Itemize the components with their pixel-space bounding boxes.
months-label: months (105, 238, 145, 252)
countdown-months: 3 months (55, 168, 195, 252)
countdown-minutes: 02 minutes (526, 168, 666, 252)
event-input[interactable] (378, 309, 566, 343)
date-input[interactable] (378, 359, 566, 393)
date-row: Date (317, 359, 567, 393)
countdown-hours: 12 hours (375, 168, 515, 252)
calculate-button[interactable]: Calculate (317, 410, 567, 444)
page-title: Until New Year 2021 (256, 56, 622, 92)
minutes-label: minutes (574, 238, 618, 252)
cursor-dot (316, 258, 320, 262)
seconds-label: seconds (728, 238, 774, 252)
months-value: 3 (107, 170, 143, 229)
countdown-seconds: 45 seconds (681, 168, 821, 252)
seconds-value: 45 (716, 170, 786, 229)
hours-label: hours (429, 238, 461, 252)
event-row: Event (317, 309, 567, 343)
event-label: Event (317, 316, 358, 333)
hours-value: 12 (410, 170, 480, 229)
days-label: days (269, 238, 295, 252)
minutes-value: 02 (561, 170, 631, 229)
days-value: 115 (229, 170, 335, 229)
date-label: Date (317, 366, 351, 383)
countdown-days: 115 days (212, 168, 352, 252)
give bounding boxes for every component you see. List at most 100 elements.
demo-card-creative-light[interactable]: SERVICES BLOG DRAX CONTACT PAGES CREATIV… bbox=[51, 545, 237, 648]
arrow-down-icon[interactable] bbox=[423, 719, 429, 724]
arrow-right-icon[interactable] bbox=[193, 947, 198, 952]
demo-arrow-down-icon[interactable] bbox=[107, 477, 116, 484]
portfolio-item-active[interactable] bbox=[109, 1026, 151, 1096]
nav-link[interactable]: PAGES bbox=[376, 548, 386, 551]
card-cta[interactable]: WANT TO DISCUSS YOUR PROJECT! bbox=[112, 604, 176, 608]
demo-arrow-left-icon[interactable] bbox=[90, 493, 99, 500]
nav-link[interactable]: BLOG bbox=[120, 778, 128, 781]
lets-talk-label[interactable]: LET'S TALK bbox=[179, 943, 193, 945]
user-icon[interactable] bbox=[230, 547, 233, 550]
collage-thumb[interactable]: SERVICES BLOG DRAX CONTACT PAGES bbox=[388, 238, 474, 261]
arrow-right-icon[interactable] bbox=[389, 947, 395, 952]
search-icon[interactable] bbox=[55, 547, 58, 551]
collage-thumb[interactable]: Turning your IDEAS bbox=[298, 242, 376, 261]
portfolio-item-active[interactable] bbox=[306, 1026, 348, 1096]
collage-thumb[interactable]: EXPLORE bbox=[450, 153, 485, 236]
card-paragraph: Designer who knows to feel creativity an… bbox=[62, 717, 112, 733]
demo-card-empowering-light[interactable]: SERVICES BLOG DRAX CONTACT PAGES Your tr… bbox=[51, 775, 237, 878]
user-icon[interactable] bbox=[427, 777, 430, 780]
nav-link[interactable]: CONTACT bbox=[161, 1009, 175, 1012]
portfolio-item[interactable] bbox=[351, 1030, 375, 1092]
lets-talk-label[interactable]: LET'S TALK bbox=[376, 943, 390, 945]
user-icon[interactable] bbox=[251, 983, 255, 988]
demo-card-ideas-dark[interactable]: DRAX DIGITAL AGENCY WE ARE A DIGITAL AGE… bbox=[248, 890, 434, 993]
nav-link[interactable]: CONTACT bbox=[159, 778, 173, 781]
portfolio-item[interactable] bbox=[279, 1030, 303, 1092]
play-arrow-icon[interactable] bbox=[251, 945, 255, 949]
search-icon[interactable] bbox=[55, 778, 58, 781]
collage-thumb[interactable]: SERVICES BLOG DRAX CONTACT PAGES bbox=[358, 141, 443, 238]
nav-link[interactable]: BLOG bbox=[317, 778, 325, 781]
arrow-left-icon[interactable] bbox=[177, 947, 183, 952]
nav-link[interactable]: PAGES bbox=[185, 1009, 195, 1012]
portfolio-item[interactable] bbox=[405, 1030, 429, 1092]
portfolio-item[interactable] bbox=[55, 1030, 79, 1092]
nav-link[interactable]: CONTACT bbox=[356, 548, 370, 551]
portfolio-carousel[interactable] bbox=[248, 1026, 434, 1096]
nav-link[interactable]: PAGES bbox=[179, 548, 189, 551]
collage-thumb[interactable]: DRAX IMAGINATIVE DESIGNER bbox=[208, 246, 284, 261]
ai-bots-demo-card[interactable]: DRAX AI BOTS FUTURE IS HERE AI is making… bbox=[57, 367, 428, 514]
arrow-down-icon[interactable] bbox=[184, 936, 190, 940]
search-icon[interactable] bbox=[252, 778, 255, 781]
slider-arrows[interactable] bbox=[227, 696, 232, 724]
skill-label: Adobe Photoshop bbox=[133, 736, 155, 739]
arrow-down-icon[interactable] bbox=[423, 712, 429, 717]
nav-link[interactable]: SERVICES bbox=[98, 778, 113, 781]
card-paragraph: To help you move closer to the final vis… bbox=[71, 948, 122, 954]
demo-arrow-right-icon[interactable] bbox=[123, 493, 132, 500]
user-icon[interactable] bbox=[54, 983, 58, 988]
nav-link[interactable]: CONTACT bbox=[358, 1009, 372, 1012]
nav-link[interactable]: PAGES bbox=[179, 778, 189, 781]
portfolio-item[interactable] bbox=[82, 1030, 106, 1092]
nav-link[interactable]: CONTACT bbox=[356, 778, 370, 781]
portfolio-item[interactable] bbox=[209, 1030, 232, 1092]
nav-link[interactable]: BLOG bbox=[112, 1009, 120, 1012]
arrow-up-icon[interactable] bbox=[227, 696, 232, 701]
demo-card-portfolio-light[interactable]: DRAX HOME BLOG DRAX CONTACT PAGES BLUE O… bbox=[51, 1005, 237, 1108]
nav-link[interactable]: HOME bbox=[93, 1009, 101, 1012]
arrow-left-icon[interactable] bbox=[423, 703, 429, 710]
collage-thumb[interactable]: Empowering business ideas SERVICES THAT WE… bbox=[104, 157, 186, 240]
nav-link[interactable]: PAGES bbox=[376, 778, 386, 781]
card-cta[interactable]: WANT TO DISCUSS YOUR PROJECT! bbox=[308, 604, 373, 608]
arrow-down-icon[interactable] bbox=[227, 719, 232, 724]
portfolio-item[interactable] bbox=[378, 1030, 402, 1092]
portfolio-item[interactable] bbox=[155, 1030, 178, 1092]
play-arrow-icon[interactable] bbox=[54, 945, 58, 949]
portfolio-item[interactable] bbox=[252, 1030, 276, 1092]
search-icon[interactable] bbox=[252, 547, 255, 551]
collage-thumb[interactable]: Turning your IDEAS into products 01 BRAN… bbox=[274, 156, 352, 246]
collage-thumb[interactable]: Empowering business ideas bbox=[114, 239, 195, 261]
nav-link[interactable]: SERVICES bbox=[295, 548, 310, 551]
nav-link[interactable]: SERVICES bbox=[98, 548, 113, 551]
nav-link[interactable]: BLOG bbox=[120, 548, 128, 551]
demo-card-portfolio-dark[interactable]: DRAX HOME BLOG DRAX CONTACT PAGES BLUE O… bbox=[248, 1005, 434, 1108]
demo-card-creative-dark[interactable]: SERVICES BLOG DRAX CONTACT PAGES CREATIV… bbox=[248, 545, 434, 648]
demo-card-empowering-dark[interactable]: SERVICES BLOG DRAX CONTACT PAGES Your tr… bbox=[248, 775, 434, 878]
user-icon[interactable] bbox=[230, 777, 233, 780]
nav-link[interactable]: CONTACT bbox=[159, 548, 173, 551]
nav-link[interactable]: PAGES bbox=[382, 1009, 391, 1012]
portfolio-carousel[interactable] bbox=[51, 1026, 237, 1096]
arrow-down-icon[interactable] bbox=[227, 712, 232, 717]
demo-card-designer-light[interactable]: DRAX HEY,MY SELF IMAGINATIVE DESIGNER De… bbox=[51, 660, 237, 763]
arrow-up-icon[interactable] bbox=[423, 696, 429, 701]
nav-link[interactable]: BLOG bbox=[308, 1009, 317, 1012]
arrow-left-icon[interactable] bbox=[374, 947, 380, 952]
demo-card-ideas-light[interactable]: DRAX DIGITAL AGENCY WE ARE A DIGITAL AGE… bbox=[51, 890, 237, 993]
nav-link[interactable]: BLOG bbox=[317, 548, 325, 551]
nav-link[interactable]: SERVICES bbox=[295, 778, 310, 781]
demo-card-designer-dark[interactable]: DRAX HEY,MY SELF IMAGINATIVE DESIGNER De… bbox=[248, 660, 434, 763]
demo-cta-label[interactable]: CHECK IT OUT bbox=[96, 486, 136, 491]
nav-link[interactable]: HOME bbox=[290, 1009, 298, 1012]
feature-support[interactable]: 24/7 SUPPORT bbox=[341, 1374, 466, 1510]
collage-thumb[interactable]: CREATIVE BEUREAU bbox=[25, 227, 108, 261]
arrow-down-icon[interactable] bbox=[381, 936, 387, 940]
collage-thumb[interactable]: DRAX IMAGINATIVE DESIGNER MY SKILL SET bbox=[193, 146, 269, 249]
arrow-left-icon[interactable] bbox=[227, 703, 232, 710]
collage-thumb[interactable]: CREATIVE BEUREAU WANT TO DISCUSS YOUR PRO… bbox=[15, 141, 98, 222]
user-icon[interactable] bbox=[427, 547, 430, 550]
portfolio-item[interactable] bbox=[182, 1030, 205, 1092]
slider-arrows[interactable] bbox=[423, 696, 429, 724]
+ + + + + + +
- EXERCISE OBJECTIVE -
Rewrite the rows from the first one through the line containing "minutes-label: minutes (574, 238, 618, 252)", changing "Until New Year 2021" to "Countdown to New Year 2021" and leaving everything else untouched. Give back only those lines.

- CORRECT OUTPUT -
Itemize the components with their pixel-space bounding boxes.
months-label: months (105, 238, 145, 252)
countdown-months: 3 months (55, 168, 195, 252)
countdown-minutes: 02 minutes (526, 168, 666, 252)
event-input[interactable] (378, 309, 566, 343)
date-input[interactable] (378, 359, 566, 393)
date-row: Date (317, 359, 567, 393)
countdown-hours: 12 hours (375, 168, 515, 252)
calculate-button[interactable]: Calculate (317, 410, 567, 444)
page-title: Countdown to New Year 2021 (256, 56, 622, 92)
minutes-label: minutes (574, 238, 618, 252)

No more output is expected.